• [CONSIGNES]
A - Répondez aux questions suivantes à partir de la lettre :
(i) À quelle date la lettre a-t-elle été publiée ?
(ii) De quand date le courrier électronique reçu par la Maison universelle de justice ?
(iii) Sur quel type de préjugés portait la question adressée au destinataire ?
B - Recopiez le passage de la lettre situé entre « [Lettre à un » et « pour y répondre. », bornes incluses.

===== TEXTE À LIRE

Lettre de la Maison universelle de justice, écrite en son nom à un croyant – le 27 decembre 2017

Publié le : 2018/09/17

[traduction de courtoisie]

Le 27 décembre 2017

[Lettre à un croyant]

 

Cher ami bahá’í,

 

La Maison universelle de justice a reçu votre courrier électronique du 24 mars 2017 […] au sujet d’une question qui vous a été adressée sur la perspective de la communauté bahá’íe quant aux préjugés religieux et aux actions qu’elle prend pour affronter ce problème dans le monde. On nous a demandé de vous communiquer les commentaires suivants, espérant qu’ils vous seront utiles pour y répondre.

==========
===== ENREGISTREMENTS

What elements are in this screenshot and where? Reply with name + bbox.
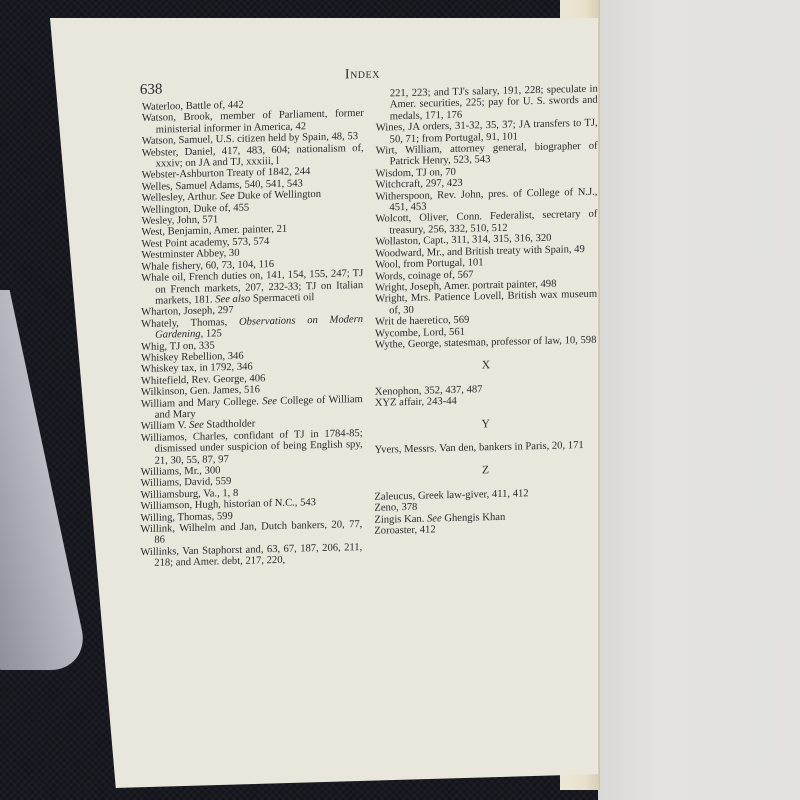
book-page: 638 Index Waterloo, Battle of, 442Watson… (50, 18, 598, 788)
entry-heading: Zingis Kan. (374, 513, 427, 525)
page-content: 638 Index Waterloo, Battle of, 442Watson… (138, 61, 610, 569)
index-letter-sections: XXenophon, 352, 437, 487XYZ affair, 243-… (374, 358, 597, 537)
entry-heading: William V. (141, 420, 189, 432)
entry-reference: Ghengis Khan (442, 511, 506, 523)
entry-heading: Wellesley, Arthur. (142, 191, 221, 204)
index-section-w: Wines, JA orders, 31-32, 35, 37; JA tran… (375, 118, 598, 351)
entry-heading: William and Mary College. (141, 396, 262, 410)
cross-reference: See (220, 191, 235, 202)
opposite-blank-page (598, 0, 800, 800)
index-entry: Yvers, Messrs. Van den, bankers in Paris… (375, 440, 597, 456)
entry-reference: Duke of Wellington (235, 189, 321, 202)
background-gray-sheet (0, 290, 90, 670)
page-number: 638 (140, 81, 163, 99)
running-head: Index (345, 67, 380, 84)
index-column-right: 221, 223; and TJ's salary, 191, 228; spe… (374, 84, 598, 565)
index-entry: Willinks, Van Staphorst and, 63, 67, 187… (140, 542, 362, 570)
entry-heading: Whately, Thomas, (141, 317, 239, 330)
cross-reference: See (189, 420, 204, 431)
index-columns: Waterloo, Battle of, 442Watson, Brook, m… (138, 91, 610, 569)
letter-heading: Y (375, 416, 597, 432)
cross-reference: See (427, 513, 442, 524)
index-entry: Williamos, Charles, confidant of TJ in 1… (141, 428, 363, 467)
entry-reference: Stadtholder (204, 419, 256, 431)
letter-heading: X (375, 358, 597, 374)
entry-reference: Spermaceti oil (250, 292, 314, 304)
cross-reference: See also (215, 293, 250, 305)
entry-reference: , 125 (201, 328, 222, 339)
cross-reference: See (262, 396, 277, 407)
index-entry: Whale oil, French duties on, 141, 154, 1… (141, 268, 363, 307)
index-column-left: Waterloo, Battle of, 442Watson, Brook, m… (140, 97, 364, 570)
letter-heading: Z (374, 463, 596, 479)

==========

• [CORRIGÉS]
A -
(i) Le 2018/09/17.
(ii) Du 24 mars 2017.
(iii) Sur les préjugés religieux.

B -
[Lettre à un croyant]

 

Cher ami bahá’í,

 

La Maison universelle de justice a reçu votre courrier électronique du 24 mars 2017 […] au sujet d’une question qui vous a été adressée sur la perspective de la communauté bahá’íe quant aux préjugés religieux et aux actions qu’elle prend pour affronter ce problème dans le monde. On nous a demandé de vous communiquer les commentaires suivants, espérant qu’ils vous seront utiles pour y répondre.